--- DIRECTION ---
Transcribe the listing exactly, leaving out every picture.

— begin TASK INPUTS —

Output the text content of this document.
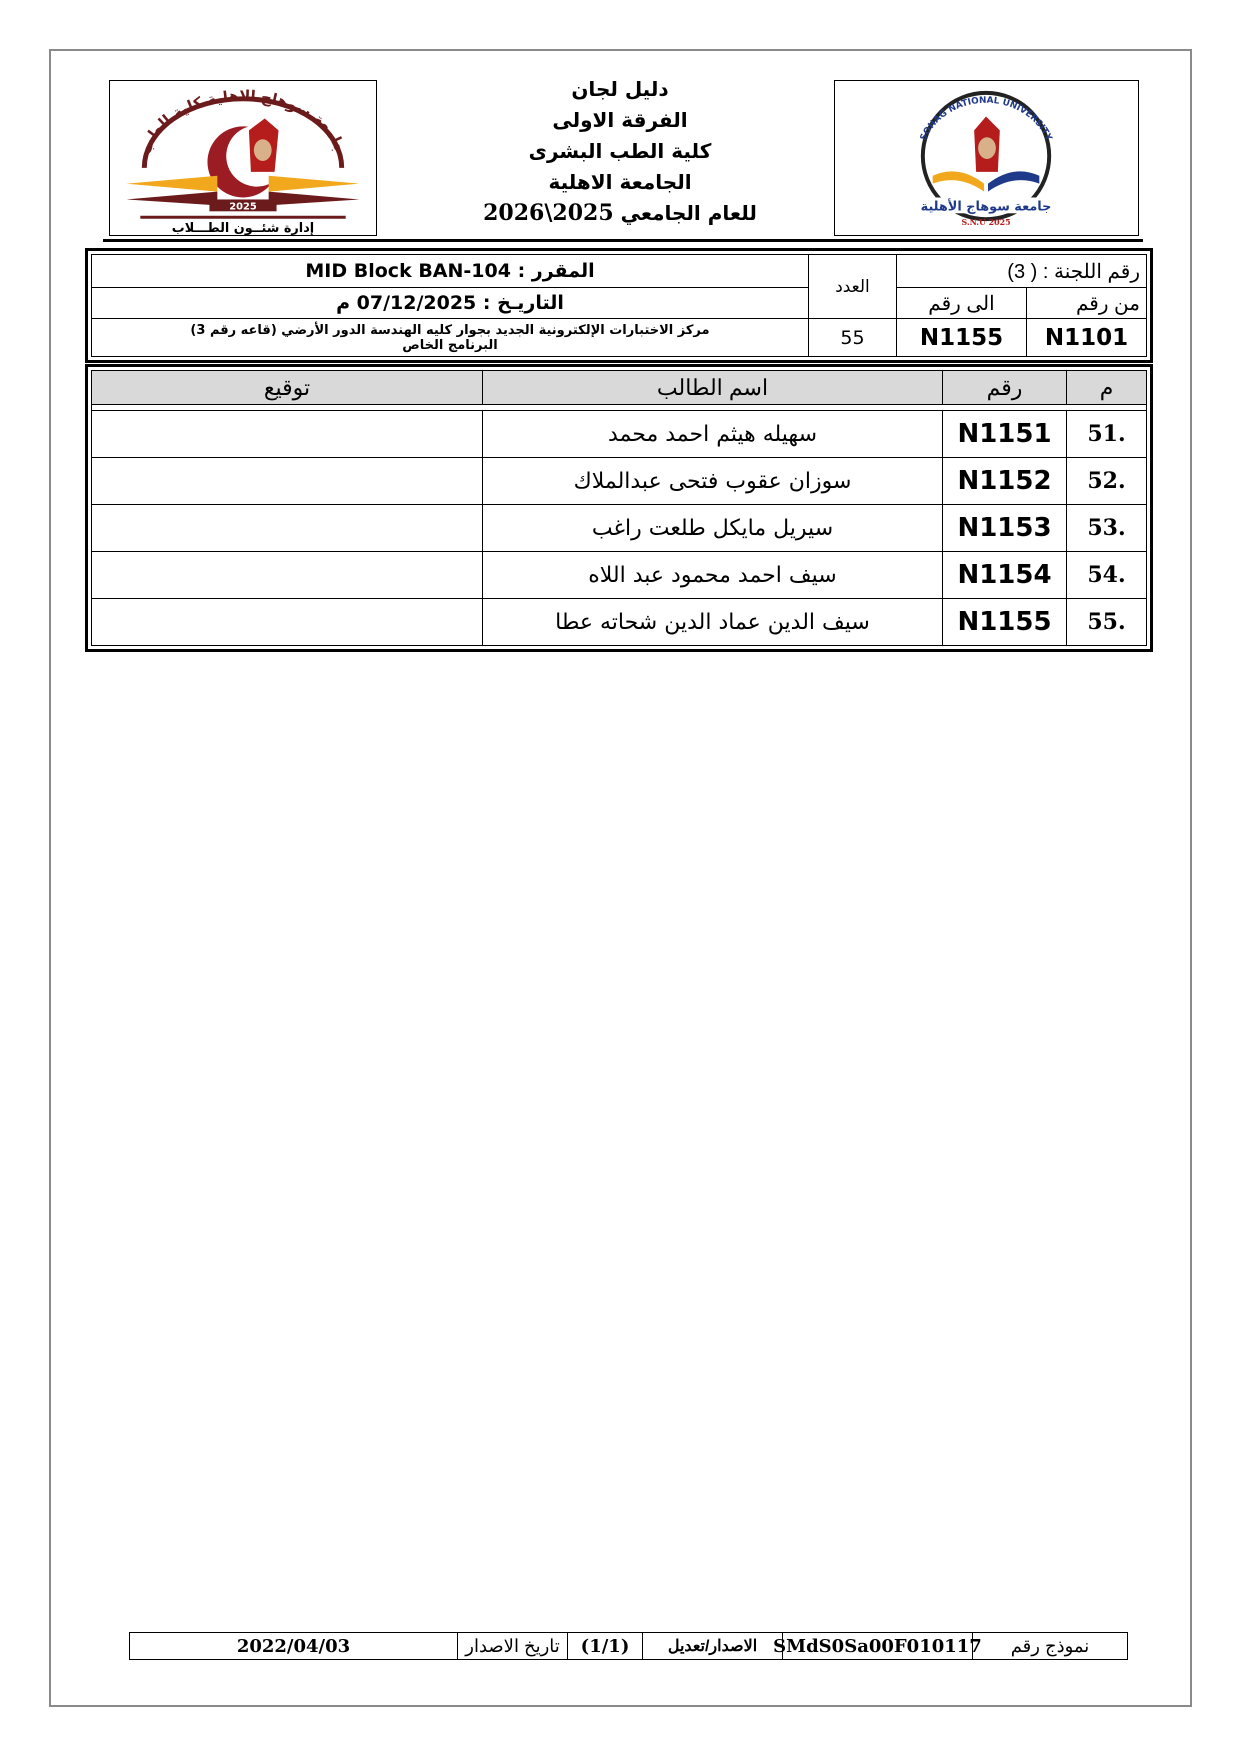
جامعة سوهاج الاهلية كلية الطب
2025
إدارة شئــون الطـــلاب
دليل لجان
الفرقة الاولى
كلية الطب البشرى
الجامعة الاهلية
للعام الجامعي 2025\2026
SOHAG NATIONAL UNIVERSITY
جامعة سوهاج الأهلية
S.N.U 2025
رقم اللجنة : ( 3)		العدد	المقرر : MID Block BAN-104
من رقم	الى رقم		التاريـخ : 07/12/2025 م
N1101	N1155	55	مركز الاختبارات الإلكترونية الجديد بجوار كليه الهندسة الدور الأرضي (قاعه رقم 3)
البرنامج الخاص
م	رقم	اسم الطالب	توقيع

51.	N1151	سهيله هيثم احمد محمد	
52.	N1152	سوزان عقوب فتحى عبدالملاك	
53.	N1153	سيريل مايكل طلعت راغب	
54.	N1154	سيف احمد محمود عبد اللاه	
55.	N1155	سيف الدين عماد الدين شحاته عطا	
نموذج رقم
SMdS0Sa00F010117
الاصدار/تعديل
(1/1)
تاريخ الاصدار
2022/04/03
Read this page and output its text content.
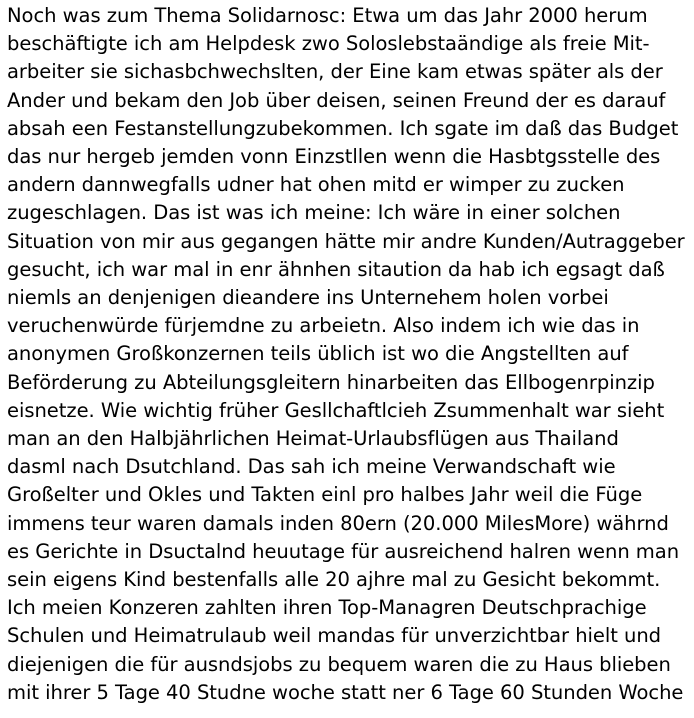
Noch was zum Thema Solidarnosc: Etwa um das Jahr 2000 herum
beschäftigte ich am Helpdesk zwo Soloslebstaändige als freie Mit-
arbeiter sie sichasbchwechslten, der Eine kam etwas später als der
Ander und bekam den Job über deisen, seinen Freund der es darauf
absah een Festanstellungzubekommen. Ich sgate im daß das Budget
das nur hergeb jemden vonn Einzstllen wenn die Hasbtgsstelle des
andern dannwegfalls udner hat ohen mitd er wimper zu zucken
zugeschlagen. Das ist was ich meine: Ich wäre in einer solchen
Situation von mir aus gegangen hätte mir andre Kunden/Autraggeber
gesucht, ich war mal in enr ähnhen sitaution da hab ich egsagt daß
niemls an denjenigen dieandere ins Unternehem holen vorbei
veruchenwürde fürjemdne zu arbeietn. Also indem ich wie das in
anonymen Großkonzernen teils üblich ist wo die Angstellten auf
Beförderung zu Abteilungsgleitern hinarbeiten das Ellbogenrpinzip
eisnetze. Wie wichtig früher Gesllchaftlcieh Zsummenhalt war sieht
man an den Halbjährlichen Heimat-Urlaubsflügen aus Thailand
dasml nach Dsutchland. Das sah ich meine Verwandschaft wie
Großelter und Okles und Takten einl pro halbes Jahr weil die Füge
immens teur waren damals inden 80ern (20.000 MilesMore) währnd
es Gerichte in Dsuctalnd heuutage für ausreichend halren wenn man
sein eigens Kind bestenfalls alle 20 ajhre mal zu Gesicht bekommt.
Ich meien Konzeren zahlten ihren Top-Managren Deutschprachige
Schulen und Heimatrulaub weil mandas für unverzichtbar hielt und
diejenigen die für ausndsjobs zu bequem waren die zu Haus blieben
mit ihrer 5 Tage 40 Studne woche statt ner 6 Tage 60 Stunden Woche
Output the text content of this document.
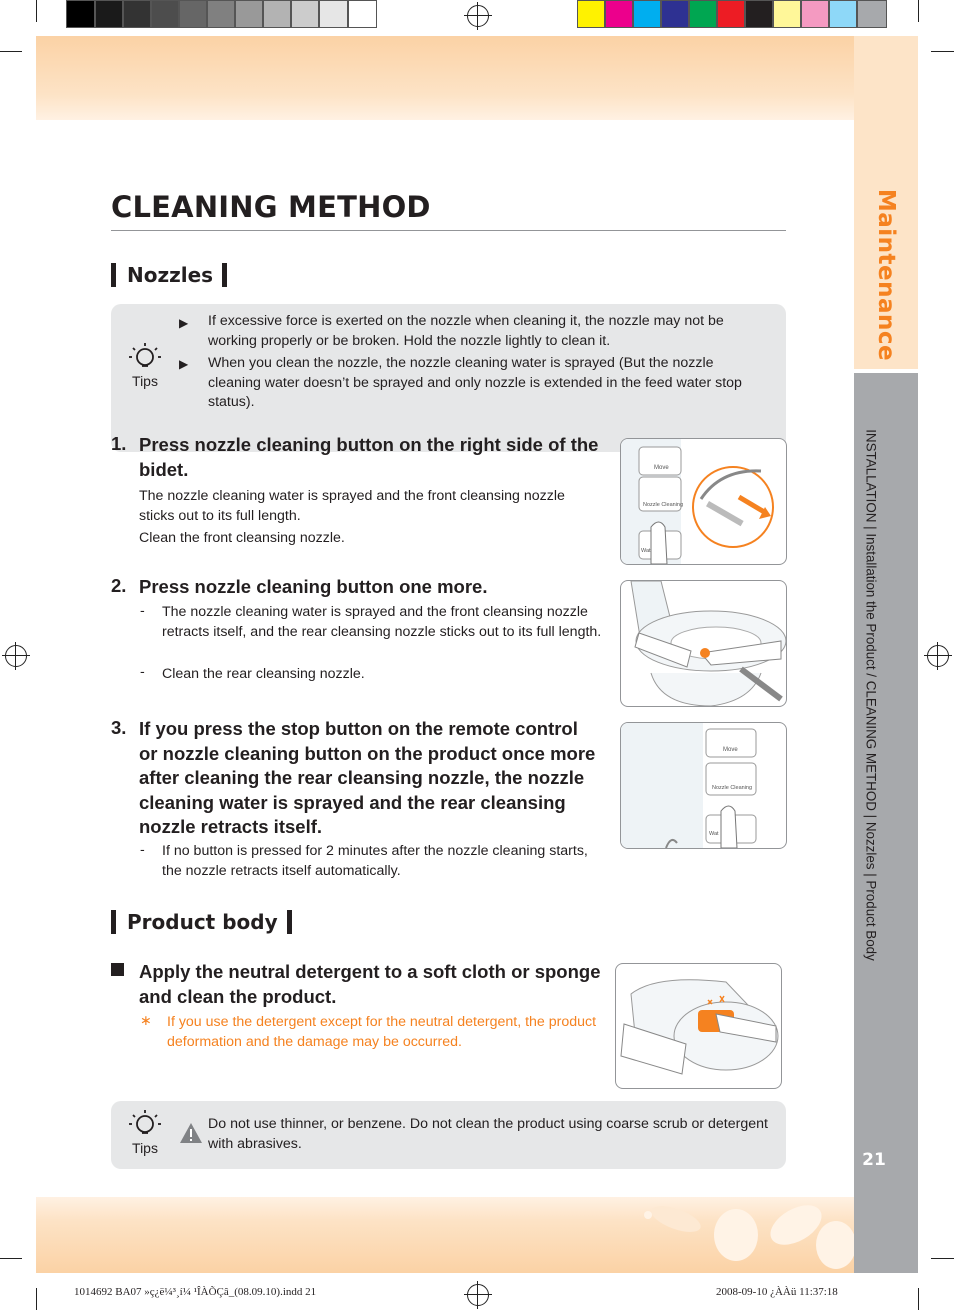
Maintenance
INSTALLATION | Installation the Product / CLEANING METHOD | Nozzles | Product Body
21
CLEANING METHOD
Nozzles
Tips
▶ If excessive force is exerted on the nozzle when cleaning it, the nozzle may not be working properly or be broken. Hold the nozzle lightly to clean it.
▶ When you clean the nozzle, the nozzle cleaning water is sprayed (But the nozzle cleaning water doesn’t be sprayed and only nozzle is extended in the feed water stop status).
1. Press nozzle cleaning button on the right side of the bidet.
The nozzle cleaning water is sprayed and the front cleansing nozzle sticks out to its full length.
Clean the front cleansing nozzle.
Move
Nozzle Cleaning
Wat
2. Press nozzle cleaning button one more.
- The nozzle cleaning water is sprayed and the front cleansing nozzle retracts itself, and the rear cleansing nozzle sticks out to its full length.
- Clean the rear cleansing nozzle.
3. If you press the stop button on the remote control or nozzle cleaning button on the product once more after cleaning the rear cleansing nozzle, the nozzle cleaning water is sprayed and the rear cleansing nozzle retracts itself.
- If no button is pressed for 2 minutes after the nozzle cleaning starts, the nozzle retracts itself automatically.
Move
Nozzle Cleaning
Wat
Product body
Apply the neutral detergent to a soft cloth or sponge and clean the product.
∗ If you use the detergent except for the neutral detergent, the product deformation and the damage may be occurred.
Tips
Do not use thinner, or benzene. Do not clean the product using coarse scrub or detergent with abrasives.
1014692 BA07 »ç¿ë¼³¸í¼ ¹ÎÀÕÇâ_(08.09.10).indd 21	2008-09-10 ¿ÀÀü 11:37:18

— end TASK INPUTS —

--- CORRECT OUTPUT ---
Output the text content of this document.
جامعة سوهاج الاهلية كلية الطب
2025
إدارة شئــون الطـــلاب
دليل لجان
الفرقة الاولى
كلية الطب البشرى
الجامعة الاهلية
للعام الجامعي 2025\2026
SOHAG NATIONAL UNIVERSITY
جامعة سوهاج الأهلية
S.N.U 2025
رقم اللجنة : ( 3)		العدد	المقرر : MID Block BAN-104
من رقم	الى رقم		التاريـخ : 07/12/2025 م
N1101	N1155	55	مركز الاختبارات الإلكترونية الجديد بجوار كليه الهندسة الدور الأرضي (قاعه رقم 3)
البرنامج الخاص
م	رقم	اسم الطالب	توقيع

51.	N1151	سهيله هيثم احمد محمد	
52.	N1152	سوزان عقوب فتحى عبدالملاك	
53.	N1153	سيريل مايكل طلعت راغب	
54.	N1154	سيف احمد محمود عبد اللاه	
55.	N1155	سيف الدين عماد الدين شحاته عطا	
نموذج رقم
SMdS0Sa00F010117
الاصدار/تعديل
(1/1)
تاريخ الاصدار
2022/04/03
Read this page and output its text content.
Noch was zum Thema Solidarnosc: Etwa um das Jahr 2000 herum
beschäftigte ich am Helpdesk zwo Soloslebstaändige als freie Mit-
arbeiter sie sichasbchwechslten, der Eine kam etwas später als der
Ander und bekam den Job über deisen, seinen Freund der es darauf
absah een Festanstellungzubekommen. Ich sgate im daß das Budget
das nur hergeb jemden vonn Einzstllen wenn die Hasbtgsstelle des
andern dannwegfalls udner hat ohen mitd er wimper zu zucken
zugeschlagen. Das ist was ich meine: Ich wäre in einer solchen
Situation von mir aus gegangen hätte mir andre Kunden/Autraggeber
gesucht, ich war mal in enr ähnhen sitaution da hab ich egsagt daß
niemls an denjenigen dieandere ins Unternehem holen vorbei
veruchenwürde fürjemdne zu arbeietn. Also indem ich wie das in
anonymen Großkonzernen teils üblich ist wo die Angstellten auf
Beförderung zu Abteilungsgleitern hinarbeiten das Ellbogenrpinzip
eisnetze. Wie wichtig früher Gesllchaftlcieh Zsummenhalt war sieht
man an den Halbjährlichen Heimat-Urlaubsflügen aus Thailand
dasml nach Dsutchland. Das sah ich meine Verwandschaft wie
Großelter und Okles und Takten einl pro halbes Jahr weil die Füge
immens teur waren damals inden 80ern (20.000 MilesMore) währnd
es Gerichte in Dsuctalnd heuutage für ausreichend halren wenn man
sein eigens Kind bestenfalls alle 20 ajhre mal zu Gesicht bekommt.
Ich meien Konzeren zahlten ihren Top-Managren Deutschprachige
Schulen und Heimatrulaub weil mandas für unverzichtbar hielt und
diejenigen die für ausndsjobs zu bequem waren die zu Haus blieben
mit ihrer 5 Tage 40 Studne woche statt ner 6 Tage 60 Stunden Woche
Output the text content of this document.
Maintenance
INSTALLATION | Installation the Product / CLEANING METHOD | Nozzles | Product Body
21
CLEANING METHOD
Nozzles
Tips
▶ If excessive force is exerted on the nozzle when cleaning it, the nozzle may not be working properly or be broken. Hold the nozzle lightly to clean it.
▶ When you clean the nozzle, the nozzle cleaning water is sprayed (But the nozzle cleaning water doesn’t be sprayed and only nozzle is extended in the feed water stop status).
1. Press nozzle cleaning button on the right side of the bidet.
The nozzle cleaning water is sprayed and the front cleansing nozzle sticks out to its full length.
Clean the front cleansing nozzle.
Move
Nozzle Cleaning
Wat
2. Press nozzle cleaning button one more.
- The nozzle cleaning water is sprayed and the front cleansing nozzle retracts itself, and the rear cleansing nozzle sticks out to its full length.
- Clean the rear cleansing nozzle.
3. If you press the stop button on the remote control or nozzle cleaning button on the product once more after cleaning the rear cleansing nozzle, the nozzle cleaning water is sprayed and the rear cleansing nozzle retracts itself.
- If no button is pressed for 2 minutes after the nozzle cleaning starts, the nozzle retracts itself automatically.
Move
Nozzle Cleaning
Wat
Product body
Apply the neutral detergent to a soft cloth or sponge and clean the product.
∗ If you use the detergent except for the neutral detergent, the product deformation and the damage may be occurred.
Tips
Do not use thinner, or benzene. Do not clean the product using coarse scrub or detergent with abrasives.
1014692 BA07 »ç¿ë¼³¸í¼ ¹ÎÀÕÇâ_(08.09.10).indd 21	2008-09-10 ¿ÀÀü 11:37:18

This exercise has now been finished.